Quote the data below in full, please, without altering anything.

____ EXERCISE INPUTS

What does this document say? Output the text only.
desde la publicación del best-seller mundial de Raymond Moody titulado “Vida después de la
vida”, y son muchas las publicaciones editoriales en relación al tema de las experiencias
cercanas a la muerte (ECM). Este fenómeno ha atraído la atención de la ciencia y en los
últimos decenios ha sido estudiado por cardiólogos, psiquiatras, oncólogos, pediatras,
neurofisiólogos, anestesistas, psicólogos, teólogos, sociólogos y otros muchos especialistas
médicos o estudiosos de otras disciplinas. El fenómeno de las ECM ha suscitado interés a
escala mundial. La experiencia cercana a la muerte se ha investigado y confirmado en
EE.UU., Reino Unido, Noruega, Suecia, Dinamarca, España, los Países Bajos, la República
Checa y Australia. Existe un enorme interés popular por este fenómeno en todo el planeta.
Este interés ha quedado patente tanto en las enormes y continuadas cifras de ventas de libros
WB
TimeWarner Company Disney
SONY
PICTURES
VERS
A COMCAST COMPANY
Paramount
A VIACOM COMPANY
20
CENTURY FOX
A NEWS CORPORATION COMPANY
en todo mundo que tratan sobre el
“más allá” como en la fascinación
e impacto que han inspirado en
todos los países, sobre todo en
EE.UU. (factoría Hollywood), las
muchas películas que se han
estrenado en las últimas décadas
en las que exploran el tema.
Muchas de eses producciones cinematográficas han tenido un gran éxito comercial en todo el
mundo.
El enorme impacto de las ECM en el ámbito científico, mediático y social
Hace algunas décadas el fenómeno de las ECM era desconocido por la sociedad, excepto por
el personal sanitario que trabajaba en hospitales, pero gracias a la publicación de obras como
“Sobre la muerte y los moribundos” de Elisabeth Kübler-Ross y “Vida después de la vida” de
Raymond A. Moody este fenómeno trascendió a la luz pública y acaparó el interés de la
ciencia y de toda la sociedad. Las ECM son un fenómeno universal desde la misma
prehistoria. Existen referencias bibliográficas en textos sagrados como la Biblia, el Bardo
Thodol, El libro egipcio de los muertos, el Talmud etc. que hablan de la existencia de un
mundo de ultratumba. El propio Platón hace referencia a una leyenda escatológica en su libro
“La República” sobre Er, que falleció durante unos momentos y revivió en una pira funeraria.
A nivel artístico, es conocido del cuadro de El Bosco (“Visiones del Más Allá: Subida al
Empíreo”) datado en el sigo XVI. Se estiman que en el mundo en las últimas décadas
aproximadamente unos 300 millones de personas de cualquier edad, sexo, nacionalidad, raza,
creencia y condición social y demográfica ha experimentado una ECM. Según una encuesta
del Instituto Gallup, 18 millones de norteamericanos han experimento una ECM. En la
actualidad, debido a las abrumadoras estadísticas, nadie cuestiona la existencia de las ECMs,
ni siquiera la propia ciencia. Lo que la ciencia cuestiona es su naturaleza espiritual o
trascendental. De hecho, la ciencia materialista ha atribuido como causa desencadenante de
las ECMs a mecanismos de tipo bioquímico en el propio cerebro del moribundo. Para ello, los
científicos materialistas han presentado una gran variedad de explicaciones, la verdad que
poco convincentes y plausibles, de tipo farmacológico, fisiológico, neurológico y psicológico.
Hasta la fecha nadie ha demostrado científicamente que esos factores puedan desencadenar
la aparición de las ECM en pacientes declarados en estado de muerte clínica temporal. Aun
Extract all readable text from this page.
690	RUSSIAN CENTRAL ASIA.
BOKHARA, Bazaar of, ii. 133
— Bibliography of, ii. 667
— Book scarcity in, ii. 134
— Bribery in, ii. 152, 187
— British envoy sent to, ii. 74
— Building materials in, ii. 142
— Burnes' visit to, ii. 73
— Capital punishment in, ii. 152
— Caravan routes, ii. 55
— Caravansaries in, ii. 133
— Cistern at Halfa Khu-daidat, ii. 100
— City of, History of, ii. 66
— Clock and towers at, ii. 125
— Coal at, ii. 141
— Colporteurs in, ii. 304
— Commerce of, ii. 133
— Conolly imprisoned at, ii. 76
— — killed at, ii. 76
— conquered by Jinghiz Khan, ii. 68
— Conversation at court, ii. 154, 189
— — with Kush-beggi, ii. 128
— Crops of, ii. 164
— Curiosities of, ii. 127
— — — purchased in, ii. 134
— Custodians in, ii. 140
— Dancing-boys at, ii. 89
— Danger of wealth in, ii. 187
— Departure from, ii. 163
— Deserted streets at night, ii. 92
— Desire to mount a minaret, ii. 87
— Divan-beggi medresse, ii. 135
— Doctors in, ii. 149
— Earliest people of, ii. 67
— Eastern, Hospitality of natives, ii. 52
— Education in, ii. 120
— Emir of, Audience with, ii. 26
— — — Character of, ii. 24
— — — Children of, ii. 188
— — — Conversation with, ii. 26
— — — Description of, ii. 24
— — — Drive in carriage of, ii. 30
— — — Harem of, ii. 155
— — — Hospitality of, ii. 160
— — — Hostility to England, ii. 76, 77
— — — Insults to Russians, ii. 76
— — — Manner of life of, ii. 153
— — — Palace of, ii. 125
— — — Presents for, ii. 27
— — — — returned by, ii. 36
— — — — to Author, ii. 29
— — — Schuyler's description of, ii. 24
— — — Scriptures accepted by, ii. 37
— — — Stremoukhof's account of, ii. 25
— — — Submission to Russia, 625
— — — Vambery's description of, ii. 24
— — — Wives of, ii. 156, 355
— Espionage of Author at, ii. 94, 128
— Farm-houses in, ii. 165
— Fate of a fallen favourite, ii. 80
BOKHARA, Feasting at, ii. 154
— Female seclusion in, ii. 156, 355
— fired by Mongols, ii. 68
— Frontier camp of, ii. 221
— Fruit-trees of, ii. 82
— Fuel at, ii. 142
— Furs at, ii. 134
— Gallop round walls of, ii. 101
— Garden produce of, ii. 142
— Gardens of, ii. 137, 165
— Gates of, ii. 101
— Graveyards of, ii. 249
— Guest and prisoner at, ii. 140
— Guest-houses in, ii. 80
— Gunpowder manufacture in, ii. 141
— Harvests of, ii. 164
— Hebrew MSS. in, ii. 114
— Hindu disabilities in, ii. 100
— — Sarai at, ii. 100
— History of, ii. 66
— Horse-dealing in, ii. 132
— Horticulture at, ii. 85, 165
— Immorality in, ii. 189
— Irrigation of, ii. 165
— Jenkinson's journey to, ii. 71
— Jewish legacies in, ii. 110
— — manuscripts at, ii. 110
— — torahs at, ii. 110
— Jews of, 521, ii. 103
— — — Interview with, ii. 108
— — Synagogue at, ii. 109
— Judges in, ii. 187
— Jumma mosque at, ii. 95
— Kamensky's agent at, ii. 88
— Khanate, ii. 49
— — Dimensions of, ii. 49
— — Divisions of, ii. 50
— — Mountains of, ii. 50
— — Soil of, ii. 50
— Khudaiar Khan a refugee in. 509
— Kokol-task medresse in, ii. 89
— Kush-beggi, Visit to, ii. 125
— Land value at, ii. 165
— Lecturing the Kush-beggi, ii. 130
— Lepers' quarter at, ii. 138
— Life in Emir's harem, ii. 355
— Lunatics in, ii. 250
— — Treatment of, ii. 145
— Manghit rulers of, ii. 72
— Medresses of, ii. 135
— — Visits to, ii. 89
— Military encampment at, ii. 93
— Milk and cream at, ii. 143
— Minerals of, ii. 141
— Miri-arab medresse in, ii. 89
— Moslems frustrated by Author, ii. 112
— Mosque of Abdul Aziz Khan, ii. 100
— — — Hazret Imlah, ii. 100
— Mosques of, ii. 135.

________

## WRITTEN ANSWER:
What does this document say? Output the text only.
desde la publicación del best-seller mundial de Raymond Moody titulado “Vida después de la
vida”, y son muchas las publicaciones editoriales en relación al tema de las experiencias
cercanas a la muerte (ECM). Este fenómeno ha atraído la atención de la ciencia y en los
últimos decenios ha sido estudiado por cardiólogos, psiquiatras, oncólogos, pediatras,
neurofisiólogos, anestesistas, psicólogos, teólogos, sociólogos y otros muchos especialistas
médicos o estudiosos de otras disciplinas. El fenómeno de las ECM ha suscitado interés a
escala mundial. La experiencia cercana a la muerte se ha investigado y confirmado en
EE.UU., Reino Unido, Noruega, Suecia, Dinamarca, España, los Países Bajos, la República
Checa y Australia. Existe un enorme interés popular por este fenómeno en todo el planeta.
Este interés ha quedado patente tanto en las enormes y continuadas cifras de ventas de libros
WB
TimeWarner Company Disney
SONY
PICTURES
VERS
A COMCAST COMPANY
Paramount
A VIACOM COMPANY
20
CENTURY FOX
A NEWS CORPORATION COMPANY
en todo mundo que tratan sobre el
“más allá” como en la fascinación
e impacto que han inspirado en
todos los países, sobre todo en
EE.UU. (factoría Hollywood), las
muchas películas que se han
estrenado en las últimas décadas
en las que exploran el tema.
Muchas de eses producciones cinematográficas han tenido un gran éxito comercial en todo el
mundo.
El enorme impacto de las ECM en el ámbito científico, mediático y social
Hace algunas décadas el fenómeno de las ECM era desconocido por la sociedad, excepto por
el personal sanitario que trabajaba en hospitales, pero gracias a la publicación de obras como
“Sobre la muerte y los moribundos” de Elisabeth Kübler-Ross y “Vida después de la vida” de
Raymond A. Moody este fenómeno trascendió a la luz pública y acaparó el interés de la
ciencia y de toda la sociedad. Las ECM son un fenómeno universal desde la misma
prehistoria. Existen referencias bibliográficas en textos sagrados como la Biblia, el Bardo
Thodol, El libro egipcio de los muertos, el Talmud etc. que hablan de la existencia de un
mundo de ultratumba. El propio Platón hace referencia a una leyenda escatológica en su libro
“La República” sobre Er, que falleció durante unos momentos y revivió en una pira funeraria.
A nivel artístico, es conocido del cuadro de El Bosco (“Visiones del Más Allá: Subida al
Empíreo”) datado en el sigo XVI. Se estiman que en el mundo en las últimas décadas
aproximadamente unos 300 millones de personas de cualquier edad, sexo, nacionalidad, raza,
creencia y condición social y demográfica ha experimentado una ECM. Según una encuesta
del Instituto Gallup, 18 millones de norteamericanos han experimento una ECM. En la
actualidad, debido a las abrumadoras estadísticas, nadie cuestiona la existencia de las ECMs,
ni siquiera la propia ciencia. Lo que la ciencia cuestiona es su naturaleza espiritual o
trascendental. De hecho, la ciencia materialista ha atribuido como causa desencadenante de
las ECMs a mecanismos de tipo bioquímico en el propio cerebro del moribundo. Para ello, los
científicos materialistas han presentado una gran variedad de explicaciones, la verdad que
poco convincentes y plausibles, de tipo farmacológico, fisiológico, neurológico y psicológico.
Hasta la fecha nadie ha demostrado científicamente que esos factores puedan desencadenar
la aparición de las ECM en pacientes declarados en estado de muerte clínica temporal. Aun
Extract all readable text from this page.
690	RUSSIAN CENTRAL ASIA.
BOKHARA, Bazaar of, ii. 133
— Bibliography of, ii. 667
— Book scarcity in, ii. 134
— Bribery in, ii. 152, 187
— British envoy sent to, ii. 74
— Building materials in, ii. 142
— Burnes' visit to, ii. 73
— Capital punishment in, ii. 152
— Caravan routes, ii. 55
— Caravansaries in, ii. 133
— Cistern at Halfa Khu-daidat, ii. 100
— City of, History of, ii. 66
— Clock and towers at, ii. 125
— Coal at, ii. 141
— Colporteurs in, ii. 304
— Commerce of, ii. 133
— Conolly imprisoned at, ii. 76
— — killed at, ii. 76
— conquered by Jinghiz Khan, ii. 68
— Conversation at court, ii. 154, 189
— — with Kush-beggi, ii. 128
— Crops of, ii. 164
— Curiosities of, ii. 127
— — — purchased in, ii. 134
— Custodians in, ii. 140
— Dancing-boys at, ii. 89
— Danger of wealth in, ii. 187
— Departure from, ii. 163
— Deserted streets at night, ii. 92
— Desire to mount a minaret, ii. 87
— Divan-beggi medresse, ii. 135
— Doctors in, ii. 149
— Earliest people of, ii. 67
— Eastern, Hospitality of natives, ii. 52
— Education in, ii. 120
— Emir of, Audience with, ii. 26
— — — Character of, ii. 24
— — — Children of, ii. 188
— — — Conversation with, ii. 26
— — — Description of, ii. 24
— — — Drive in carriage of, ii. 30
— — — Harem of, ii. 155
— — — Hospitality of, ii. 160
— — — Hostility to England, ii. 76, 77
— — — Insults to Russians, ii. 76
— — — Manner of life of, ii. 153
— — — Palace of, ii. 125
— — — Presents for, ii. 27
— — — — returned by, ii. 36
— — — — to Author, ii. 29
— — — Schuyler's description of, ii. 24
— — — Scriptures accepted by, ii. 37
— — — Stremoukhof's account of, ii. 25
— — — Submission to Russia, 625
— — — Vambery's description of, ii. 24
— — — Wives of, ii. 156, 355
— Espionage of Author at, ii. 94, 128
— Farm-houses in, ii. 165
— Fate of a fallen favourite, ii. 80
BOKHARA, Feasting at, ii. 154
— Female seclusion in, ii. 156, 355
— fired by Mongols, ii. 68
— Frontier camp of, ii. 221
— Fruit-trees of, ii. 82
— Fuel at, ii. 142
— Furs at, ii. 134
— Gallop round walls of, ii. 101
— Garden produce of, ii. 142
— Gardens of, ii. 137, 165
— Gates of, ii. 101
— Graveyards of, ii. 249
— Guest and prisoner at, ii. 140
— Guest-houses in, ii. 80
— Gunpowder manufacture in, ii. 141
— Harvests of, ii. 164
— Hebrew MSS. in, ii. 114
— Hindu disabilities in, ii. 100
— — Sarai at, ii. 100
— History of, ii. 66
— Horse-dealing in, ii. 132
— Horticulture at, ii. 85, 165
— Immorality in, ii. 189
— Irrigation of, ii. 165
— Jenkinson's journey to, ii. 71
— Jewish legacies in, ii. 110
— — manuscripts at, ii. 110
— — torahs at, ii. 110
— Jews of, 521, ii. 103
— — — Interview with, ii. 108
— — Synagogue at, ii. 109
— Judges in, ii. 187
— Jumma mosque at, ii. 95
— Kamensky's agent at, ii. 88
— Khanate, ii. 49
— — Dimensions of, ii. 49
— — Divisions of, ii. 50
— — Mountains of, ii. 50
— — Soil of, ii. 50
— Khudaiar Khan a refugee in. 509
— Kokol-task medresse in, ii. 89
— Kush-beggi, Visit to, ii. 125
— Land value at, ii. 165
— Lecturing the Kush-beggi, ii. 130
— Lepers' quarter at, ii. 138
— Life in Emir's harem, ii. 355
— Lunatics in, ii. 250
— — Treatment of, ii. 145
— Manghit rulers of, ii. 72
— Medresses of, ii. 135
— — Visits to, ii. 89
— Military encampment at, ii. 93
— Milk and cream at, ii. 143
— Minerals of, ii. 141
— Miri-arab medresse in, ii. 89
— Moslems frustrated by Author, ii. 112
— Mosque of Abdul Aziz Khan, ii. 100
— — — Hazret Imlah, ii. 100
— Mosques of, ii. 135.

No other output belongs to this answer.